Your instructions:
Copy out every record below with complete accuracy.

Records to use:
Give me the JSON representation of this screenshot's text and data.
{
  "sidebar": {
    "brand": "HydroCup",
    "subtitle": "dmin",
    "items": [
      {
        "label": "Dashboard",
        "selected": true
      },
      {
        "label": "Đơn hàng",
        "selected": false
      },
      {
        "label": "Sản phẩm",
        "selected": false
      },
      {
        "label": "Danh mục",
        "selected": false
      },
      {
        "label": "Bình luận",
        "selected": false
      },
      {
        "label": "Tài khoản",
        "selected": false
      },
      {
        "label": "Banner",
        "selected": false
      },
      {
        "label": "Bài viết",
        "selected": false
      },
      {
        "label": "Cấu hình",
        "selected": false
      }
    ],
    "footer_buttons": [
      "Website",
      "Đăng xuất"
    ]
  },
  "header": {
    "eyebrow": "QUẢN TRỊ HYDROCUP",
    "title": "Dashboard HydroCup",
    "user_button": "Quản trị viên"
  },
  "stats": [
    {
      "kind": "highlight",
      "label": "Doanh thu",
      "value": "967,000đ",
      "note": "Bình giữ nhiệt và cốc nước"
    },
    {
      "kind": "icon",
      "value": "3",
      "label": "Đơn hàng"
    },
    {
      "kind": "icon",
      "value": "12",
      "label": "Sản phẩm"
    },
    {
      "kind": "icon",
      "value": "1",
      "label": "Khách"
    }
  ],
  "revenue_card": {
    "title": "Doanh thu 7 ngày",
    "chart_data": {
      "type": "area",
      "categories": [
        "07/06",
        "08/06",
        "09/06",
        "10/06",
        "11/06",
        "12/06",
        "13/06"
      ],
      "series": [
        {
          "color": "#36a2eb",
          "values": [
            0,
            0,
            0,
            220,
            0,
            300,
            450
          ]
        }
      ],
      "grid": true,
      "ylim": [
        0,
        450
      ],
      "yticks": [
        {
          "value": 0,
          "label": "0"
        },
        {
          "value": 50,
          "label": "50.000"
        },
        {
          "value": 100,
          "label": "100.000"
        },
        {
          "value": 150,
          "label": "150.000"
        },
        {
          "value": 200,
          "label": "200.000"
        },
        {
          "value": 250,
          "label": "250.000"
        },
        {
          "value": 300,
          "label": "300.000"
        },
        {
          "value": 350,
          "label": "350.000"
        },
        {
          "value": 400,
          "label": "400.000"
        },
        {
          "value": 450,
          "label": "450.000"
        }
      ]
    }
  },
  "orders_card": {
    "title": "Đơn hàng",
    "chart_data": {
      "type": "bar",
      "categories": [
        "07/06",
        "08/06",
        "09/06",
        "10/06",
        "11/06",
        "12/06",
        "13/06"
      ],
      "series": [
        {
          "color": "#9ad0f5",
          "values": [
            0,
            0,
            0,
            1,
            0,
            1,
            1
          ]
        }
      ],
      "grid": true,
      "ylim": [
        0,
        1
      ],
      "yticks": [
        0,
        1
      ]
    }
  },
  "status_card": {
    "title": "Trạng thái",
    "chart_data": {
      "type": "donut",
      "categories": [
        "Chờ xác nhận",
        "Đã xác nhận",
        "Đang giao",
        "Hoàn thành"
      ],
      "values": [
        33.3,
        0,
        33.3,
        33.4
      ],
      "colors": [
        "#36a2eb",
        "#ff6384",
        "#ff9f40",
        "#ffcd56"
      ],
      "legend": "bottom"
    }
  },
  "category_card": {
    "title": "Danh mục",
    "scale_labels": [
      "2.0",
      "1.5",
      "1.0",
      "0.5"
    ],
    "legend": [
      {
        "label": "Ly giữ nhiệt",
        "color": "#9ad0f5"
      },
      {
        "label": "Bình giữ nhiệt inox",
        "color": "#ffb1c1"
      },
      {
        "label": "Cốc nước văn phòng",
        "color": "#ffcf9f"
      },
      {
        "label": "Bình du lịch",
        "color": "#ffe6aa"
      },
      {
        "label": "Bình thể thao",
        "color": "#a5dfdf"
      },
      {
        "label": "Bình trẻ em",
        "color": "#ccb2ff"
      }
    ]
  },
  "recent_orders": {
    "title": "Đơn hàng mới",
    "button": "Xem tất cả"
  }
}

Exercise solution:
Give me the JSON representation of this screenshot's text and data.
{
  "sidebar": {
    "brand": "HydroCup",
    "subtitle": "dmin",
    "items": [
      {
        "label": "Dashboard",
        "selected": true
      },
      {
        "label": "Đơn hàng",
        "selected": false
      },
      {
        "label": "Sản phẩm",
        "selected": false
      },
      {
        "label": "Danh mục",
        "selected": false
      },
      {
        "label": "Bình luận",
        "selected": false
      },
      {
        "label": "Tài khoản",
        "selected": false
      },
      {
        "label": "Banner",
        "selected": false
      },
      {
        "label": "Bài viết",
        "selected": false
      },
      {
        "label": "Cấu hình",
        "selected": false
      }
    ],
    "footer_buttons": [
      "Website",
      "Đăng xuất"
    ]
  },
  "header": {
    "eyebrow": "QUẢN TRỊ HYDROCUP",
    "title": "Dashboard HydroCup",
    "user_button": "Quản trị viên"
  },
  "stats": [
    {
      "kind": "highlight",
      "label": "Doanh thu",
      "value": "967,000đ",
      "note": "Bình giữ nhiệt và cốc nước"
    },
    {
      "kind": "icon",
      "value": "3",
      "label": "Đơn hàng"
    },
    {
      "kind": "icon",
      "value": "12",
      "label": "Sản phẩm"
    },
    {
      "kind": "icon",
      "value": "1",
      "label": "Khách"
    }
  ],
  "revenue_card": {
    "title": "Doanh thu 7 ngày",
    "chart_data": {
      "type": "area",
      "categories": [
        "07/06",
        "08/06",
        "09/06",
        "10/06",
        "11/06",
        "12/06",
        "13/06"
      ],
      "series": [
        {
          "color": "#36a2eb",
          "values": [
            0,
            0,
            0,
            220,
            0,
            300,
            450
          ]
        }
      ],
      "grid": true,
      "ylim": [
        0,
        450
      ],
      "yticks": [
        {
          "value": 0,
          "label": "0"
        },
        {
          "value": 50,
          "label": "50.000"
        },
        {
          "value": 100,
          "label": "100.000"
        },
        {
          "value": 150,
          "label": "150.000"
        },
        {
          "value": 200,
          "label": "200.000"
        },
        {
          "value": 250,
          "label": "250.000"
        },
        {
          "value": 300,
          "label": "300.000"
        },
        {
          "value": 350,
          "label": "350.000"
        },
        {
          "value": 400,
          "label": "400.000"
        },
        {
          "value": 450,
          "label": "450.000"
        }
      ]
    }
  },
  "orders_card": {
    "title": "Đơn hàng",
    "chart_data": {
      "type": "bar",
      "categories": [
        "07/06",
        "08/06",
        "09/06",
        "10/06",
        "11/06",
        "12/06",
        "13/06"
      ],
      "series": [
        {
          "color": "#9ad0f5",
          "values": [
            0,
            0,
            0,
            1,
            0,
            1,
            1
          ]
        }
      ],
      "grid": true,
      "ylim": [
        0,
        1
      ],
      "yticks": [
        0,
        1
      ]
    }
  },
  "status_card": {
    "title": "Trạng thái",
    "chart_data": {
      "type": "donut",
      "categories": [
        "Chờ xác nhận",
        "Đã xác nhận",
        "Đang giao",
        "Hoàn thành"
      ],
      "values": [
        33.3,
        0,
        33.3,
        33.4
      ],
      "colors": [
        "#36a2eb",
        "#ff6384",
        "#ff9f40",
        "#ffcd56"
      ],
      "legend": "bottom"
    }
  },
  "category_card": {
    "title": "Danh mục",
    "scale_labels": [
      "2.0",
      "1.5",
      "1.0",
      "0.5"
    ],
    "legend": [
      {
        "label": "Ly giữ nhiệt",
        "color": "#9ad0f5"
      },
      {
        "label": "Bình giữ nhiệt inox",
        "color": "#ffb1c1"
      },
      {
        "label": "Cốc nước văn phòng",
        "color": "#ffcf9f"
      },
      {
        "label": "Bình du lịch",
        "color": "#ffe6aa"
      },
      {
        "label": "Bình thể thao",
        "color": "#a5dfdf"
      },
      {
        "label": "Bình trẻ em",
        "color": "#ccb2ff"
      }
    ]
  },
  "recent_orders": {
    "title": "Đơn hàng mới",
    "button": "Xem tất cả"
  }
}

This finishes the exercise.